◆ **Extracted data**
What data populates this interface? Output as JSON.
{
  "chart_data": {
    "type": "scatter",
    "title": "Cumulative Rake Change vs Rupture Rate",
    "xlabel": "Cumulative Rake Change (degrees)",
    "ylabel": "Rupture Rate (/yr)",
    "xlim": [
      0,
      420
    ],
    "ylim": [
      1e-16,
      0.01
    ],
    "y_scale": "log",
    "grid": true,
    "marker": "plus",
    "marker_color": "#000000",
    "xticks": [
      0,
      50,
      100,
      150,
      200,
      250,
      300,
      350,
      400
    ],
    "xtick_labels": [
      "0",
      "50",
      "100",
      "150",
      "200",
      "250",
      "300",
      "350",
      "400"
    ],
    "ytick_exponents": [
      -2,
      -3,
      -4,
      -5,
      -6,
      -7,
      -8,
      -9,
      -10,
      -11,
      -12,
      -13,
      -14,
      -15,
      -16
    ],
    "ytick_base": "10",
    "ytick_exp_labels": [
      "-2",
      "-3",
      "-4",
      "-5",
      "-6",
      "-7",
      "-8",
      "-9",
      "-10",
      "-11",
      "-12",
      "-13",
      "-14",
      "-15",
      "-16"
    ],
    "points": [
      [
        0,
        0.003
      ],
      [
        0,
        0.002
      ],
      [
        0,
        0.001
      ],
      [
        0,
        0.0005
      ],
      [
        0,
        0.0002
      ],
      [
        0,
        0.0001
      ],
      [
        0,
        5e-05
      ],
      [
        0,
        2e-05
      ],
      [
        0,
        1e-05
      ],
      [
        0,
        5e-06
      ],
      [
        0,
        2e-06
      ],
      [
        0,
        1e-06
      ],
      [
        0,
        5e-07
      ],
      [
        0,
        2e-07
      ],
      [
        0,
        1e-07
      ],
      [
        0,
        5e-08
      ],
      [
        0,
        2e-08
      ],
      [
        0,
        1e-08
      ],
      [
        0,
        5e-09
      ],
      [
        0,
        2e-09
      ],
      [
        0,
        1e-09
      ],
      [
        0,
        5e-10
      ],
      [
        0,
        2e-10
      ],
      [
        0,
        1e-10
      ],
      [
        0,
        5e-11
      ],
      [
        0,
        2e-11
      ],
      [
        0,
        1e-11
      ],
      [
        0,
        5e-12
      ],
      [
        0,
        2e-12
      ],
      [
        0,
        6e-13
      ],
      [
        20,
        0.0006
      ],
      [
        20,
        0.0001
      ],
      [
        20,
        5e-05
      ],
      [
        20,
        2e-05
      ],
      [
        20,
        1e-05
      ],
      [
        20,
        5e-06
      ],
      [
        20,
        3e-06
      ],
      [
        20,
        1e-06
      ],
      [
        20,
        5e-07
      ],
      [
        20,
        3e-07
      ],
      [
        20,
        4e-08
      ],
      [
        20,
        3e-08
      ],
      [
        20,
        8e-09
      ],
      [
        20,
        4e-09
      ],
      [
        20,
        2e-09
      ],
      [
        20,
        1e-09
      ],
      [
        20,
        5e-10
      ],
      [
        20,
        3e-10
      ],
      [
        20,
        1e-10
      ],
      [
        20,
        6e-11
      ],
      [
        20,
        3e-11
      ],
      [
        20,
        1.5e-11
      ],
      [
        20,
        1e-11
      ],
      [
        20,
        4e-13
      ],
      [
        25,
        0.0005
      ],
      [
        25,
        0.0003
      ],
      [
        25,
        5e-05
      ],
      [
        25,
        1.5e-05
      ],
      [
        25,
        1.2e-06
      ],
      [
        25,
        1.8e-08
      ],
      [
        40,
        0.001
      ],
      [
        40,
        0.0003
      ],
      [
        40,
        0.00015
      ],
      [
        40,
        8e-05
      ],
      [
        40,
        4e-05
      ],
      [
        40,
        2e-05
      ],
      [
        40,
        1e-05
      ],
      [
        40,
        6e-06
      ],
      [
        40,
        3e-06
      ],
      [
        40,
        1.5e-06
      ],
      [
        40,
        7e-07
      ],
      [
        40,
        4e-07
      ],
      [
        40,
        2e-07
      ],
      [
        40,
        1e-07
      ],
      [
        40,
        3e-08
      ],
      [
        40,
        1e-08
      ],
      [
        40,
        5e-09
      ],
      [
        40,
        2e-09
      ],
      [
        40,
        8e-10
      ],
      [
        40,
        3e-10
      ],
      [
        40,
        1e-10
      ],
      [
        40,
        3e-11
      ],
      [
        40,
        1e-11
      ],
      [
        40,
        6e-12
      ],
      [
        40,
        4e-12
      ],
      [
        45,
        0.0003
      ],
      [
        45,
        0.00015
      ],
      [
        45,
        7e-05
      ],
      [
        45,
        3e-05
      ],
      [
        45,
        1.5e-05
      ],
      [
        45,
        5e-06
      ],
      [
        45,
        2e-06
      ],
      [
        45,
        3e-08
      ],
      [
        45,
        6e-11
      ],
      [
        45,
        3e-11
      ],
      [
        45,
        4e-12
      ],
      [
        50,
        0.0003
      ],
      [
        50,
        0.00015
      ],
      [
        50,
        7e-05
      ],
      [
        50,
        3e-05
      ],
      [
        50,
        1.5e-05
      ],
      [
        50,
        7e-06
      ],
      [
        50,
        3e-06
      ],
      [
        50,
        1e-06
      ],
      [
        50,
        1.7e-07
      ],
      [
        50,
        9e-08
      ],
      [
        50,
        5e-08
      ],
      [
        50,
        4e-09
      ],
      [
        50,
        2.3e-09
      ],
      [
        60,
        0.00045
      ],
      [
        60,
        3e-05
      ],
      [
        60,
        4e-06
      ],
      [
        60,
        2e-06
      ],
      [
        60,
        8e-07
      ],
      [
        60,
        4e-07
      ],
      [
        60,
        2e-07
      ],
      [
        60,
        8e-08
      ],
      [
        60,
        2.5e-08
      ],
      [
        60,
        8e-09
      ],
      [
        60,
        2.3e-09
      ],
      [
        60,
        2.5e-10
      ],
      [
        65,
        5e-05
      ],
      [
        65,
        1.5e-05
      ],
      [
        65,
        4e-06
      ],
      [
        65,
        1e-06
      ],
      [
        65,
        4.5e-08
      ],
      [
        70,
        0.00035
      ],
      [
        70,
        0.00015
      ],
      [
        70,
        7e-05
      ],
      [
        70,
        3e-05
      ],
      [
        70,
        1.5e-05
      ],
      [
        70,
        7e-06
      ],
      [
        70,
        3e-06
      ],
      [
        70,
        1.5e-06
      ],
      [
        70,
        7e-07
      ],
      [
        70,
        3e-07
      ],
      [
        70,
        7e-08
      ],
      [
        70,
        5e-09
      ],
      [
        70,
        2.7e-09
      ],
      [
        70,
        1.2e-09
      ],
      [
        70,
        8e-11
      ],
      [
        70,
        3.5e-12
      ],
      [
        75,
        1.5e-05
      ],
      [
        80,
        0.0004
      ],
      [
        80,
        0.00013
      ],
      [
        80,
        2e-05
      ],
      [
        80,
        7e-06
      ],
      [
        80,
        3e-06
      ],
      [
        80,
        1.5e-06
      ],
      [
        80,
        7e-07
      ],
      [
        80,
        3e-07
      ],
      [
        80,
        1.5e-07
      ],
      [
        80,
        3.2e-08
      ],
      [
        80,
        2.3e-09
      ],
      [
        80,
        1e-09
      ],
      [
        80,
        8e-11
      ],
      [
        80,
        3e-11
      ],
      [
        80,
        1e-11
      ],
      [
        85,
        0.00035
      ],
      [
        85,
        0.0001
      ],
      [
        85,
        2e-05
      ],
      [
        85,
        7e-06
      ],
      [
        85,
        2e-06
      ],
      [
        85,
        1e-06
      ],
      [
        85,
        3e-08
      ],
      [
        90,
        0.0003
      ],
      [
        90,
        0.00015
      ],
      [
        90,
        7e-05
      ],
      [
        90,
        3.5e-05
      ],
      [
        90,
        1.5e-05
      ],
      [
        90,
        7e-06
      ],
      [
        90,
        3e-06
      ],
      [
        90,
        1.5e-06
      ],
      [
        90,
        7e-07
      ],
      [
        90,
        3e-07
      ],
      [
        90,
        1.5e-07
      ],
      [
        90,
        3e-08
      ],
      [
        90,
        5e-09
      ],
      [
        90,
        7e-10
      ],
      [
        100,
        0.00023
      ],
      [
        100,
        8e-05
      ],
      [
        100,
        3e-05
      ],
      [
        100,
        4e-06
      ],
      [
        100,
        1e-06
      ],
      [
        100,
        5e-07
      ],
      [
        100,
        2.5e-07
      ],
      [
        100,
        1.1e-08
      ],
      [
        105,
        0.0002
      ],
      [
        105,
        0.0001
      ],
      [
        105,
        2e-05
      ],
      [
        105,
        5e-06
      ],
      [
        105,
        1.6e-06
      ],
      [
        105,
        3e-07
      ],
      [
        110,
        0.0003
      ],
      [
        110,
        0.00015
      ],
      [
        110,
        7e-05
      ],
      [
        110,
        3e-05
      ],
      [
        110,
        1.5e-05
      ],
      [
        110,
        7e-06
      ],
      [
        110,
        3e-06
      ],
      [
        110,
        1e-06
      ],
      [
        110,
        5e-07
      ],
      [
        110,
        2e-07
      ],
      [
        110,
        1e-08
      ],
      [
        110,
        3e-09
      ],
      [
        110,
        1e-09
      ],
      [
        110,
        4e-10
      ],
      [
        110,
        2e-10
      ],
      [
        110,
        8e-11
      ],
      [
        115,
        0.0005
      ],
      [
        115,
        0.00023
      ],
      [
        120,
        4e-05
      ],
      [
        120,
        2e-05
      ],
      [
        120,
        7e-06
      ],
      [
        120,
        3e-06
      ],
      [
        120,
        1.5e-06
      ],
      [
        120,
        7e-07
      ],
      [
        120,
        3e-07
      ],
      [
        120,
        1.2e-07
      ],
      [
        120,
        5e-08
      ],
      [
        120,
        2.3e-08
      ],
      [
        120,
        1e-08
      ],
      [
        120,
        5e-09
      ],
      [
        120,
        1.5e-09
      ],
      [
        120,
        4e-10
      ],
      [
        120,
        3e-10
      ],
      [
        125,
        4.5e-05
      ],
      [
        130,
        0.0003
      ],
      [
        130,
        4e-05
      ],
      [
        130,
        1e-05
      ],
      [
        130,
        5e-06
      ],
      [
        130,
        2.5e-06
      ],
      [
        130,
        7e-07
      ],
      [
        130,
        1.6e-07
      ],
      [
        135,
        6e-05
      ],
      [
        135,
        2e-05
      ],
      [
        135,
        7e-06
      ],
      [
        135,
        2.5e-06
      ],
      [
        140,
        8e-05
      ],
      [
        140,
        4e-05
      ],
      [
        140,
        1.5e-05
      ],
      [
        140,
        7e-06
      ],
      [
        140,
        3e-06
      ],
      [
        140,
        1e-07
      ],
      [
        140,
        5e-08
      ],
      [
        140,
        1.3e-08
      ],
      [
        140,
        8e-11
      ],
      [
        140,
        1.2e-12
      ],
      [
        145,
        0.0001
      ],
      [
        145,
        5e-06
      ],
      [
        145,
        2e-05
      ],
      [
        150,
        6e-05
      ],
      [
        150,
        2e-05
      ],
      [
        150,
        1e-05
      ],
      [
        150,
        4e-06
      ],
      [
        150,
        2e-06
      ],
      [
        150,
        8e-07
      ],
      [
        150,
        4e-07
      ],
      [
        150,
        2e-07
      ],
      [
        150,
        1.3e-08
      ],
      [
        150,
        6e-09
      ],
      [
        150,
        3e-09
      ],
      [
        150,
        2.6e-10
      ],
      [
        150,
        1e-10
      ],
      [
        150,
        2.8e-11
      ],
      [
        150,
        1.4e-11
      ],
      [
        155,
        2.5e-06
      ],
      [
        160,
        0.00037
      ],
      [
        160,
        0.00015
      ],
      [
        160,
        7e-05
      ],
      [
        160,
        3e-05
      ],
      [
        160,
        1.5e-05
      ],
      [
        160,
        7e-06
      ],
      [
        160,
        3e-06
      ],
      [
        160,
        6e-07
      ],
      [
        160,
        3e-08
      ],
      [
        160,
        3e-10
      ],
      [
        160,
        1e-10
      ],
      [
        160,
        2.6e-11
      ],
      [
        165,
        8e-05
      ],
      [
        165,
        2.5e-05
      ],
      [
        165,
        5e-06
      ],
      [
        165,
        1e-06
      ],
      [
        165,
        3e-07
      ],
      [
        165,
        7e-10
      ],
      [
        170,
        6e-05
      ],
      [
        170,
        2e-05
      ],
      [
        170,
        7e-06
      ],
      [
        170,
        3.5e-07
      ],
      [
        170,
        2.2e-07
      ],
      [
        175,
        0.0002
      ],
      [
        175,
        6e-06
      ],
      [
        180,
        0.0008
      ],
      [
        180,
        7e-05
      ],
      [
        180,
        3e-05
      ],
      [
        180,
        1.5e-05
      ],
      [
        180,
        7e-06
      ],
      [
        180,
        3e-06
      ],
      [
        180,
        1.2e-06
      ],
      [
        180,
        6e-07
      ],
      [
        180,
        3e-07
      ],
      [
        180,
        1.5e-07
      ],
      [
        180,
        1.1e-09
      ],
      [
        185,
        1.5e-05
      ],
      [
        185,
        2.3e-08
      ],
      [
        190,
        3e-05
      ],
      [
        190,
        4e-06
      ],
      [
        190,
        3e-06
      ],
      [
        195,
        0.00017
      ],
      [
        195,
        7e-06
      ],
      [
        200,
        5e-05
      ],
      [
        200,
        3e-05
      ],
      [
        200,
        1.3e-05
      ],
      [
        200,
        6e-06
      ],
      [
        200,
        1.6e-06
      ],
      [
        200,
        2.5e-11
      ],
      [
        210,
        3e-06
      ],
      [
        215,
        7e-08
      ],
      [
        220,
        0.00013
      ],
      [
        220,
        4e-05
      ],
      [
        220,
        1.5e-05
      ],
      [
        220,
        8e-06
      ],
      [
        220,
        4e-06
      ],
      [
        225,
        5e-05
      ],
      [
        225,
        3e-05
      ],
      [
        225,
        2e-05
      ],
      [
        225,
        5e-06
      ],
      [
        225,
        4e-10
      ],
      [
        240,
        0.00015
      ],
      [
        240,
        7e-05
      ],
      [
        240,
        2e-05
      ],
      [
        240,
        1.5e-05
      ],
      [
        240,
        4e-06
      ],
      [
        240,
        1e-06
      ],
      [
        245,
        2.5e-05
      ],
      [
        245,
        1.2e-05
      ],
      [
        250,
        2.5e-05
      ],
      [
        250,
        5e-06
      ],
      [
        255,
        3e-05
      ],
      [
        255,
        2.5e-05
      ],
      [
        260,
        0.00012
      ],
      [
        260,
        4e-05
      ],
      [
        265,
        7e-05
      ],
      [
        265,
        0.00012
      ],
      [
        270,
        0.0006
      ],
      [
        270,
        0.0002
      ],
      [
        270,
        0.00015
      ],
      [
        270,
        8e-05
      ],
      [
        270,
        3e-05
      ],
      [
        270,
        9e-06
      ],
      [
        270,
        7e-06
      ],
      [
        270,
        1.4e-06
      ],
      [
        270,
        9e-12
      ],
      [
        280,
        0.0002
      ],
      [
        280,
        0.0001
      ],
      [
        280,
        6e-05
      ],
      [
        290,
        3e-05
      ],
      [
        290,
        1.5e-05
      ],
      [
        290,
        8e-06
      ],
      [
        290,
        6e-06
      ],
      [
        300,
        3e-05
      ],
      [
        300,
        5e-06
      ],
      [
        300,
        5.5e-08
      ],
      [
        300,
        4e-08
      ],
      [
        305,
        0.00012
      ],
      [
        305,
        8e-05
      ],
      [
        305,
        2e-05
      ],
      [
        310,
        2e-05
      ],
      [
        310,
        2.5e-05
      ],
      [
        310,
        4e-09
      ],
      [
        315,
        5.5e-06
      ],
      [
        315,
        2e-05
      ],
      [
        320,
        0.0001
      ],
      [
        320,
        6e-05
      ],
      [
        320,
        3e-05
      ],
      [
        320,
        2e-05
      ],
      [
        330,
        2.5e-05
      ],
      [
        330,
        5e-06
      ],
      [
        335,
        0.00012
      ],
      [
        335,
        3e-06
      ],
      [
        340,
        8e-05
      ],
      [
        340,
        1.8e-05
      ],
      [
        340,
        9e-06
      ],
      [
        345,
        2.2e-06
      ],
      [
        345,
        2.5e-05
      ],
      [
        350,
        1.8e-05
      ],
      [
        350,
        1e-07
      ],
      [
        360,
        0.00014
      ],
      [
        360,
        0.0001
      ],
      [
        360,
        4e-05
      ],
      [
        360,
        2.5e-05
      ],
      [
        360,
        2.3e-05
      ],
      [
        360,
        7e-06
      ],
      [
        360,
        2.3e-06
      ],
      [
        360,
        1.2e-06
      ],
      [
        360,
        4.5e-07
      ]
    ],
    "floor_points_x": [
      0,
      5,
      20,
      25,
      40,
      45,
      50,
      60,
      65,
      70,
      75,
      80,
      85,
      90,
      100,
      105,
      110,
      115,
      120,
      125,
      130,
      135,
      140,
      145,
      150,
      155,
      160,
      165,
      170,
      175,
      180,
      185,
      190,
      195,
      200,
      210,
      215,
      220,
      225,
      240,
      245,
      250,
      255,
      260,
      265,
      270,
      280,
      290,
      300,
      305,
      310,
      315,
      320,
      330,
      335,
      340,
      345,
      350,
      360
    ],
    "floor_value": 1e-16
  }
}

◆ **Problem**
Return every line from the records above that holds the word "Rupture".

◆ **Reply**
    "title": "Cumulative Rake Change vs Rupture Rate",
    "ylabel": "Rupture Rate (/yr)",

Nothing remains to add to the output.